-- begin DATA PROVIDED --
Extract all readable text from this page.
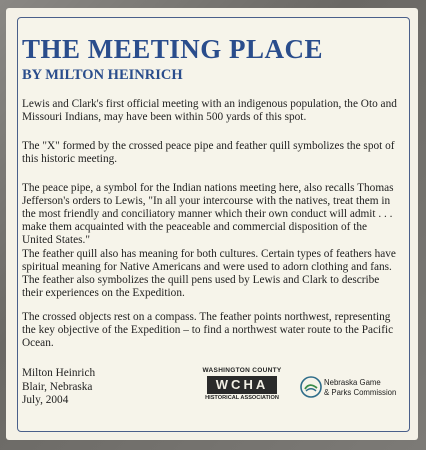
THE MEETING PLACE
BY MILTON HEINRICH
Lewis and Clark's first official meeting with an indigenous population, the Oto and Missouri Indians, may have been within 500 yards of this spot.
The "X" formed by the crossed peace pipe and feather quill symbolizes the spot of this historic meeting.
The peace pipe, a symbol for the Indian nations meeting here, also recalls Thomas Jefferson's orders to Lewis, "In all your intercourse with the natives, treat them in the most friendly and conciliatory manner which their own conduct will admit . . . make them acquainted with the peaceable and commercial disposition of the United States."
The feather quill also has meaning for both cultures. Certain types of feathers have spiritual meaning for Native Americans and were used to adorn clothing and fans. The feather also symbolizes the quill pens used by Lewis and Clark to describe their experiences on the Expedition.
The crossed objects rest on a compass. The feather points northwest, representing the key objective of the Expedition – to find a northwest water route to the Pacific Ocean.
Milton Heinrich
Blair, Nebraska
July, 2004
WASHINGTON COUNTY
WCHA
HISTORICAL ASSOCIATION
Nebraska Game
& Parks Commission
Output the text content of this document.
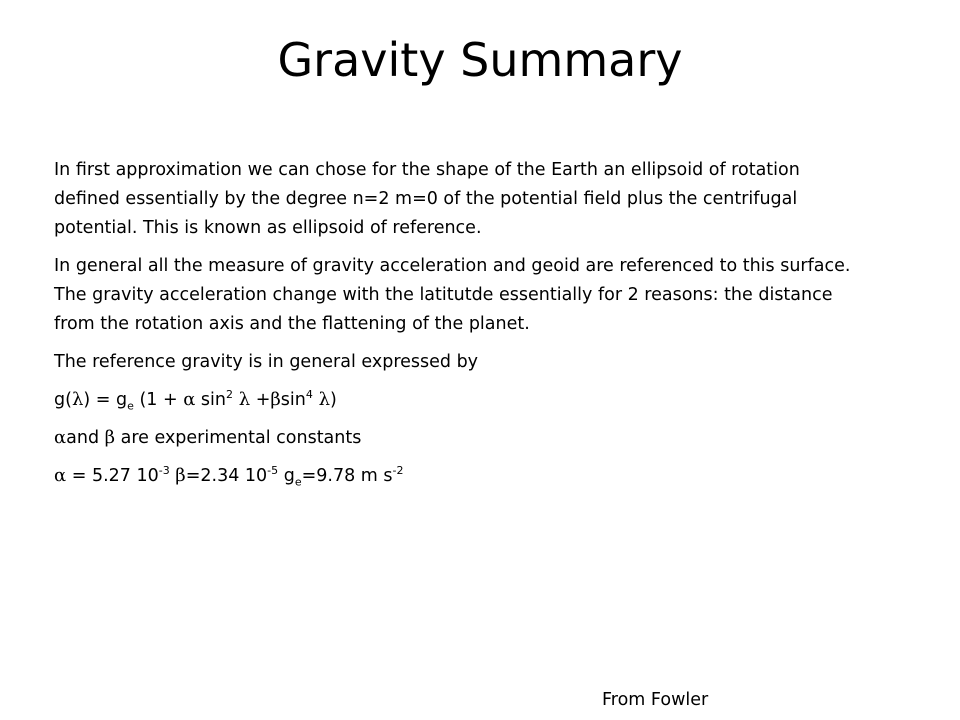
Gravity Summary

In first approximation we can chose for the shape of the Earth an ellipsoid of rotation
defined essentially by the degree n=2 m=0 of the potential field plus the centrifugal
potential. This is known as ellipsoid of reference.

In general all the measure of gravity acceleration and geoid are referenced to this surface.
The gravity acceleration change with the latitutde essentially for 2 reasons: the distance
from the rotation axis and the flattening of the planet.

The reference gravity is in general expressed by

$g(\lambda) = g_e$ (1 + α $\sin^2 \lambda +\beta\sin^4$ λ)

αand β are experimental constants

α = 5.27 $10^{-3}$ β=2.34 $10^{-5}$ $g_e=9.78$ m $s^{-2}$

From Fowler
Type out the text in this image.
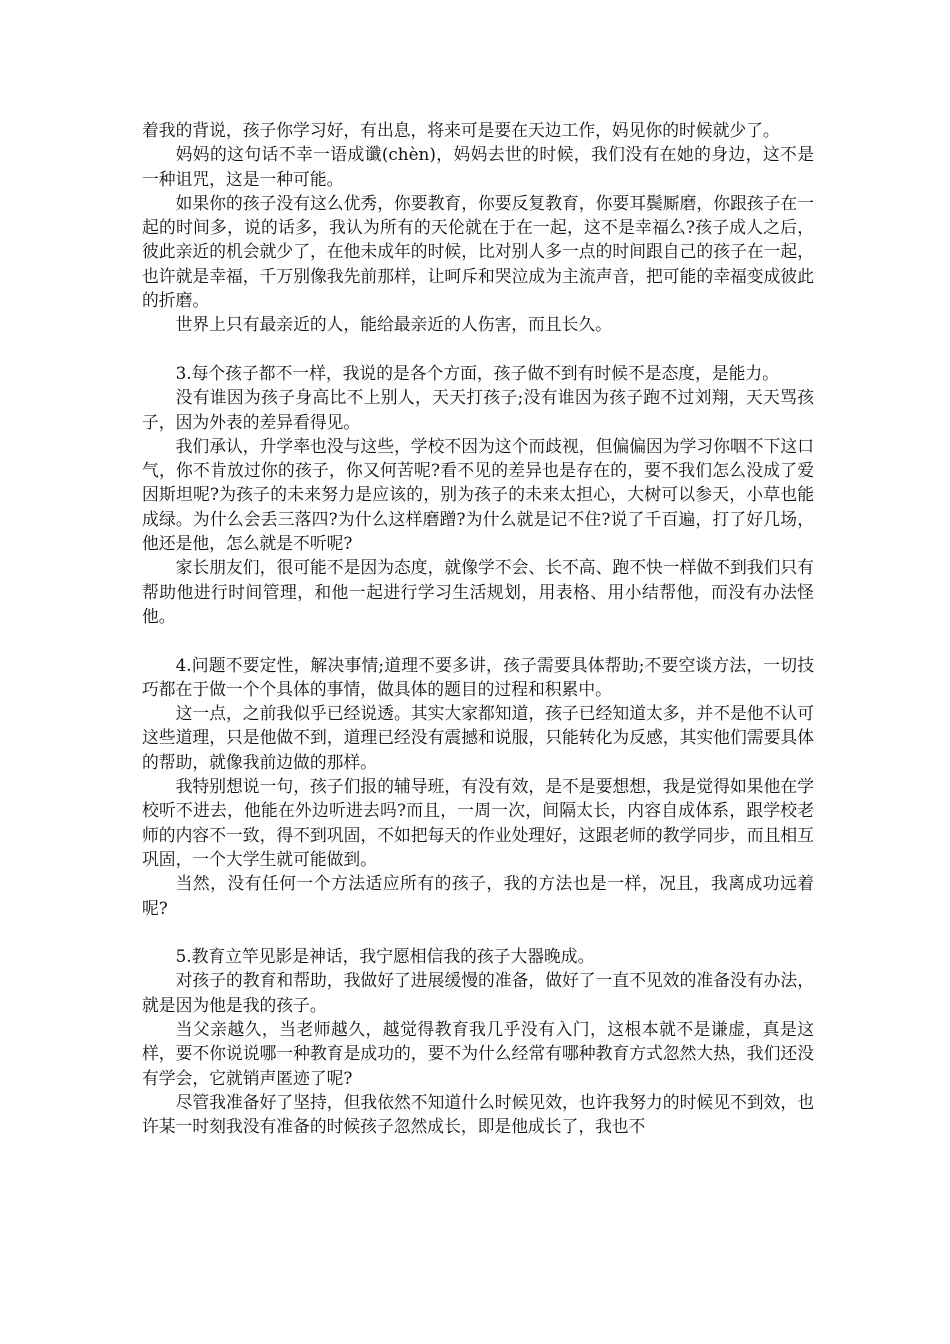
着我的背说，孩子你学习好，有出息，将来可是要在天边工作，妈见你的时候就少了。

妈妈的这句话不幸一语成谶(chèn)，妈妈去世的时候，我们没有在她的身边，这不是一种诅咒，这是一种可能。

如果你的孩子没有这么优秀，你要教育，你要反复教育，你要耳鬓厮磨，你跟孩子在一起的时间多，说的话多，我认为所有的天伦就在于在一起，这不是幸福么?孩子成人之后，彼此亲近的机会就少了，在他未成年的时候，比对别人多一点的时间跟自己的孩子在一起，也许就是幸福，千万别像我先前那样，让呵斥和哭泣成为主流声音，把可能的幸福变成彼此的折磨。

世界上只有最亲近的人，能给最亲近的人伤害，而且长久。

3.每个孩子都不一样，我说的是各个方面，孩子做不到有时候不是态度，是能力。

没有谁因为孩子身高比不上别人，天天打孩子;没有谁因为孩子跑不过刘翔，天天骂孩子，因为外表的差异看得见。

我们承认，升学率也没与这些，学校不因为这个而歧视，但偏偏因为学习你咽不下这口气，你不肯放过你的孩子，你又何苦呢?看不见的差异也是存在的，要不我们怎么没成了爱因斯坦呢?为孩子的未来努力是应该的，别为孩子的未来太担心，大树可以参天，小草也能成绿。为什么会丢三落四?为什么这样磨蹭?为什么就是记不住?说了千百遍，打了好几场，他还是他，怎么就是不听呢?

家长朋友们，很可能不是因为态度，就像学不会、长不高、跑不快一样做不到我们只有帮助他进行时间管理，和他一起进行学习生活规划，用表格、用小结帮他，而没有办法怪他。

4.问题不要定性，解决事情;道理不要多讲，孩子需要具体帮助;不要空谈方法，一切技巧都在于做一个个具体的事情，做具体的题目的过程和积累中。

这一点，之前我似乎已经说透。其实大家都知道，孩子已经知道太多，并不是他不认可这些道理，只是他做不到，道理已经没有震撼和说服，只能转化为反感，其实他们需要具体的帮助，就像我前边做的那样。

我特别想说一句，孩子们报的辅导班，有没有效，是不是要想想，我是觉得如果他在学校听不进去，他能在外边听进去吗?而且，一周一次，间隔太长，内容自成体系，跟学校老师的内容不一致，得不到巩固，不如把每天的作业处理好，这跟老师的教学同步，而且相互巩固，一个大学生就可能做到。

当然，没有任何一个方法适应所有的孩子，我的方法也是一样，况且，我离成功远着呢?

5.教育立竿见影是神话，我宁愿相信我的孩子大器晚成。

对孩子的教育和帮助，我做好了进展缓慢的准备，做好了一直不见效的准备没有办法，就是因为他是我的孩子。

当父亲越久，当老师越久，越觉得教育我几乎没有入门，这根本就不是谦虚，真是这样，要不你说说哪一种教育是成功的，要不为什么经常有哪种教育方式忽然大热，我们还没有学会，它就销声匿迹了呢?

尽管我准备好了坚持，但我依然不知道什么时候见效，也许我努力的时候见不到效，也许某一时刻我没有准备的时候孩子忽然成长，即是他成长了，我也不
-- end DATA PROVIDED --
### WORK TO COMPLETE:
Among the entries above, how many lines include the word "symbolizes"? Reply with the number only.

### ANSWER TO THIS TASK:
2